(Element region listings)
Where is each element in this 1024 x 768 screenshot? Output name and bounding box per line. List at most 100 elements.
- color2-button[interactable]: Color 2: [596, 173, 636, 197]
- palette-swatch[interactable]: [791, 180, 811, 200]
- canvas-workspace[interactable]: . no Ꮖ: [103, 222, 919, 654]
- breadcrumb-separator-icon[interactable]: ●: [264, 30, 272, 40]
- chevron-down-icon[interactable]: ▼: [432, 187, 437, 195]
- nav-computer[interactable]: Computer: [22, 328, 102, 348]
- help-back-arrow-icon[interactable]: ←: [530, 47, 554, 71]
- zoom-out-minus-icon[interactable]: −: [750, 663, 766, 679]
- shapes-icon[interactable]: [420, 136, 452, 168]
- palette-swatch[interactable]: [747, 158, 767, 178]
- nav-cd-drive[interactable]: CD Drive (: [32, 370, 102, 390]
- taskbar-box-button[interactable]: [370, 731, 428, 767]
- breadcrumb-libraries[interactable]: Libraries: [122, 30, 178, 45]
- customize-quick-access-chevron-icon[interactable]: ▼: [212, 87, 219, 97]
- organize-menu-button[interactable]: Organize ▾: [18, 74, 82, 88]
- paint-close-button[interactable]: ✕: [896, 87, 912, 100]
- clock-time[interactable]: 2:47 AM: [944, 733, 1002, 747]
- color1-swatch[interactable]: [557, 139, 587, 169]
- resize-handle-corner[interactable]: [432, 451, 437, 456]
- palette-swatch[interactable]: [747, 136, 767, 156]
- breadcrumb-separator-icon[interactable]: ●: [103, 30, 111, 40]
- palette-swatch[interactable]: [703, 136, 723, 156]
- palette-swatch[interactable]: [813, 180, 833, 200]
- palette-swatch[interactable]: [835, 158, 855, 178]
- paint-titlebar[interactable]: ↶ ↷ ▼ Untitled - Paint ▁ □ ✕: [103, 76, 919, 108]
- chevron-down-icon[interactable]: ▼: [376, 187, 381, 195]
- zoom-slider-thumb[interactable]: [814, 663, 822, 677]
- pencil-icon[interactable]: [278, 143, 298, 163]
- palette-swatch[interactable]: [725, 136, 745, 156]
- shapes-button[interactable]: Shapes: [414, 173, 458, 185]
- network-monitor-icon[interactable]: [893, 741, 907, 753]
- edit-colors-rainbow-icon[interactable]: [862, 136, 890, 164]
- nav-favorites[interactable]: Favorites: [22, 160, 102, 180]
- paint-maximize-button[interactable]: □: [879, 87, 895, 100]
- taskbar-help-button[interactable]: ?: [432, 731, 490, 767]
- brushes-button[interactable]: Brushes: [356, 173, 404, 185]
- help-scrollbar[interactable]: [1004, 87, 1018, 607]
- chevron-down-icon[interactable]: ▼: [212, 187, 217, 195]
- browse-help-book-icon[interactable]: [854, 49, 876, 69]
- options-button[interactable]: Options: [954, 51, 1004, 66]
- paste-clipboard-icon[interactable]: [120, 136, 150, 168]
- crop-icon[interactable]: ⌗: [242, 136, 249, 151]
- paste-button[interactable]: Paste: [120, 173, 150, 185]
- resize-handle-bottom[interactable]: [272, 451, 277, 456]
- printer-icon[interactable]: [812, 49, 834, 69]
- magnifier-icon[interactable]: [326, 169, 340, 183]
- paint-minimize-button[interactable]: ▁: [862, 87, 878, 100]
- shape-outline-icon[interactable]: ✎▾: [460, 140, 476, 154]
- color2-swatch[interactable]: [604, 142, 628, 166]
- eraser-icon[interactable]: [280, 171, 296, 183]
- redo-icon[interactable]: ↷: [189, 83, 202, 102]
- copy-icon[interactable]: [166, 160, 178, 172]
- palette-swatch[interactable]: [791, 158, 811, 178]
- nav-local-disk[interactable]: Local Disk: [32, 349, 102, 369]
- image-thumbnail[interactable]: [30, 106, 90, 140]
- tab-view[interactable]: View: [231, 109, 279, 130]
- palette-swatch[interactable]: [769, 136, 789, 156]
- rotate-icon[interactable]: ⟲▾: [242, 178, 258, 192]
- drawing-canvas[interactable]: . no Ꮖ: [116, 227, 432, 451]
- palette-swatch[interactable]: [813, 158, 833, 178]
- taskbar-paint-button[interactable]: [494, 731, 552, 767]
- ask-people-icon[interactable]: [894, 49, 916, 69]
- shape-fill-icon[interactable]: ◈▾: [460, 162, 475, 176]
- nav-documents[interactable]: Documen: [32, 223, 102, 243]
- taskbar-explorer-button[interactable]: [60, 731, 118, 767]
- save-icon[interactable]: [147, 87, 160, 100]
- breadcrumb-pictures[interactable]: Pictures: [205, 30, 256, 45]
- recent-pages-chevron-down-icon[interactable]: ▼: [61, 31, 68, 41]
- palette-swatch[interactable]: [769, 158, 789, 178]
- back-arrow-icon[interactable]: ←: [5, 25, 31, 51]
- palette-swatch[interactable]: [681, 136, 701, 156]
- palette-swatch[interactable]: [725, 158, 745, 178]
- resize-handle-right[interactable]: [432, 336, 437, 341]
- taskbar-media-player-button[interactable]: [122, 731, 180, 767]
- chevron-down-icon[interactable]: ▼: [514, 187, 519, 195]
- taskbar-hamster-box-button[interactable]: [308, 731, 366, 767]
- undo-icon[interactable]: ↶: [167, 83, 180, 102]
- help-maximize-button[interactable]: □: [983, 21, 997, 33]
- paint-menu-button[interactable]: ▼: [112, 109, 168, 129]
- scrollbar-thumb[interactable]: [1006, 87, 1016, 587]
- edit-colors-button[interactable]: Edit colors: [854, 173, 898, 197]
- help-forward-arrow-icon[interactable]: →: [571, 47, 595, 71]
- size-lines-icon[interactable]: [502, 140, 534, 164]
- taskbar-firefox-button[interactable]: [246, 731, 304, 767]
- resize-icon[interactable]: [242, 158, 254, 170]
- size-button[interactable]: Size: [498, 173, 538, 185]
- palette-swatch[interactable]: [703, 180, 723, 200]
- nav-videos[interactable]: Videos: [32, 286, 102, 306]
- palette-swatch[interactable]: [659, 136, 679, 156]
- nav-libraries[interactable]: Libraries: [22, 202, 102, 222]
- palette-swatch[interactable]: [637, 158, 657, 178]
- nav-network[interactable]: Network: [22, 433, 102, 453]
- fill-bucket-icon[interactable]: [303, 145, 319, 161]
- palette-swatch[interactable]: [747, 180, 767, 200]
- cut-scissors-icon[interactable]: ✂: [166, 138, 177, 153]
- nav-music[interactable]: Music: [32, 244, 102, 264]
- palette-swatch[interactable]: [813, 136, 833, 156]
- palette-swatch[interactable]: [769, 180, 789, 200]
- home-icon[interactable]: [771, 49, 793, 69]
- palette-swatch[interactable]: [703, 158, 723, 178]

JOB ->
Please reproduce every line of the material above without altering anything.

ANSWER TO THIS TASK ->
Where is each element in this 1024 x 768 screenshot? Output name and bounding box per line. List at most 100 elements.
- color2-button[interactable]: Color 2: [596, 173, 636, 197]
- palette-swatch[interactable]: [791, 180, 811, 200]
- canvas-workspace[interactable]: . no Ꮖ: [103, 222, 919, 654]
- breadcrumb-separator-icon[interactable]: ●: [264, 30, 272, 40]
- chevron-down-icon[interactable]: ▼: [432, 187, 437, 195]
- nav-computer[interactable]: Computer: [22, 328, 102, 348]
- help-back-arrow-icon[interactable]: ←: [530, 47, 554, 71]
- zoom-out-minus-icon[interactable]: −: [750, 663, 766, 679]
- shapes-icon[interactable]: [420, 136, 452, 168]
- palette-swatch[interactable]: [747, 158, 767, 178]
- nav-cd-drive[interactable]: CD Drive (: [32, 370, 102, 390]
- taskbar-box-button[interactable]: [370, 731, 428, 767]
- breadcrumb-libraries[interactable]: Libraries: [122, 30, 178, 45]
- customize-quick-access-chevron-icon[interactable]: ▼: [212, 87, 219, 97]
- organize-menu-button[interactable]: Organize ▾: [18, 74, 82, 88]
- paint-close-button[interactable]: ✕: [896, 87, 912, 100]
- clock-time[interactable]: 2:47 AM: [944, 733, 1002, 747]
- color1-swatch[interactable]: [557, 139, 587, 169]
- resize-handle-corner[interactable]: [432, 451, 437, 456]
- palette-swatch[interactable]: [747, 136, 767, 156]
- breadcrumb-separator-icon[interactable]: ●: [103, 30, 111, 40]
- palette-swatch[interactable]: [703, 136, 723, 156]
- palette-swatch[interactable]: [813, 180, 833, 200]
- palette-swatch[interactable]: [835, 158, 855, 178]
- paint-titlebar[interactable]: ↶ ↷ ▼ Untitled - Paint ▁ □ ✕: [103, 76, 919, 108]
- chevron-down-icon[interactable]: ▼: [376, 187, 381, 195]
- zoom-slider-thumb[interactable]: [814, 663, 822, 677]
- pencil-icon[interactable]: [278, 143, 298, 163]
- palette-swatch[interactable]: [725, 136, 745, 156]
- shapes-button[interactable]: Shapes: [414, 173, 458, 185]
- network-monitor-icon[interactable]: [893, 741, 907, 753]
- edit-colors-rainbow-icon[interactable]: [862, 136, 890, 164]
- nav-favorites[interactable]: Favorites: [22, 160, 102, 180]
- paint-maximize-button[interactable]: □: [879, 87, 895, 100]
- taskbar-help-button[interactable]: ?: [432, 731, 490, 767]
- brushes-button[interactable]: Brushes: [356, 173, 404, 185]
- help-scrollbar[interactable]: [1004, 87, 1018, 607]
- chevron-down-icon[interactable]: ▼: [212, 187, 217, 195]
- browse-help-book-icon[interactable]: [854, 49, 876, 69]
- options-button[interactable]: Options: [954, 51, 1004, 66]
- paste-clipboard-icon[interactable]: [120, 136, 150, 168]
- crop-icon[interactable]: ⌗: [242, 136, 249, 151]
- paste-button[interactable]: Paste: [120, 173, 150, 185]
- resize-handle-bottom[interactable]: [272, 451, 277, 456]
- printer-icon[interactable]: [812, 49, 834, 69]
- magnifier-icon[interactable]: [326, 169, 340, 183]
- paint-minimize-button[interactable]: ▁: [862, 87, 878, 100]
- shape-outline-icon[interactable]: ✎▾: [460, 140, 476, 154]
- color2-swatch[interactable]: [604, 142, 628, 166]
- eraser-icon[interactable]: [280, 171, 296, 183]
- redo-icon[interactable]: ↷: [189, 83, 202, 102]
- copy-icon[interactable]: [166, 160, 178, 172]
- palette-swatch[interactable]: [791, 158, 811, 178]
- nav-local-disk[interactable]: Local Disk: [32, 349, 102, 369]
- image-thumbnail[interactable]: [30, 106, 90, 140]
- tab-view[interactable]: View: [231, 109, 279, 130]
- palette-swatch[interactable]: [769, 136, 789, 156]
- rotate-icon[interactable]: ⟲▾: [242, 178, 258, 192]
- drawing-canvas[interactable]: . no Ꮖ: [116, 227, 432, 451]
- palette-swatch[interactable]: [813, 158, 833, 178]
- taskbar-paint-button[interactable]: [494, 731, 552, 767]
- ask-people-icon[interactable]: [894, 49, 916, 69]
- shape-fill-icon[interactable]: ◈▾: [460, 162, 475, 176]
- nav-documents[interactable]: Documen: [32, 223, 102, 243]
- taskbar-explorer-button[interactable]: [60, 731, 118, 767]
- save-icon[interactable]: [147, 87, 160, 100]
- breadcrumb-pictures[interactable]: Pictures: [205, 30, 256, 45]
- recent-pages-chevron-down-icon[interactable]: ▼: [61, 31, 68, 41]
- palette-swatch[interactable]: [769, 158, 789, 178]
- back-arrow-icon[interactable]: ←: [5, 25, 31, 51]
- palette-swatch[interactable]: [681, 136, 701, 156]
- palette-swatch[interactable]: [725, 158, 745, 178]
- resize-handle-right[interactable]: [432, 336, 437, 341]
- taskbar-media-player-button[interactable]: [122, 731, 180, 767]
- chevron-down-icon[interactable]: ▼: [514, 187, 519, 195]
- taskbar-hamster-box-button[interactable]: [308, 731, 366, 767]
- undo-icon[interactable]: ↶: [167, 83, 180, 102]
- help-maximize-button[interactable]: □: [983, 21, 997, 33]
- paint-menu-button[interactable]: ▼: [112, 109, 168, 129]
- scrollbar-thumb[interactable]: [1006, 87, 1016, 587]
- edit-colors-button[interactable]: Edit colors: [854, 173, 898, 197]
- help-forward-arrow-icon[interactable]: →: [571, 47, 595, 71]
- size-lines-icon[interactable]: [502, 140, 534, 164]
- taskbar-firefox-button[interactable]: [246, 731, 304, 767]
- resize-icon[interactable]: [242, 158, 254, 170]
- size-button[interactable]: Size: [498, 173, 538, 185]
- palette-swatch[interactable]: [703, 180, 723, 200]
- nav-videos[interactable]: Videos: [32, 286, 102, 306]
- palette-swatch[interactable]: [659, 136, 679, 156]
- nav-libraries[interactable]: Libraries: [22, 202, 102, 222]
- palette-swatch[interactable]: [637, 158, 657, 178]
- nav-network[interactable]: Network: [22, 433, 102, 453]
- fill-bucket-icon[interactable]: [303, 145, 319, 161]
- palette-swatch[interactable]: [747, 180, 767, 200]
- cut-scissors-icon[interactable]: ✂: [166, 138, 177, 153]
- nav-music[interactable]: Music: [32, 244, 102, 264]
- palette-swatch[interactable]: [813, 136, 833, 156]
- palette-swatch[interactable]: [769, 180, 789, 200]
- home-icon[interactable]: [771, 49, 793, 69]
- palette-swatch[interactable]: [703, 158, 723, 178]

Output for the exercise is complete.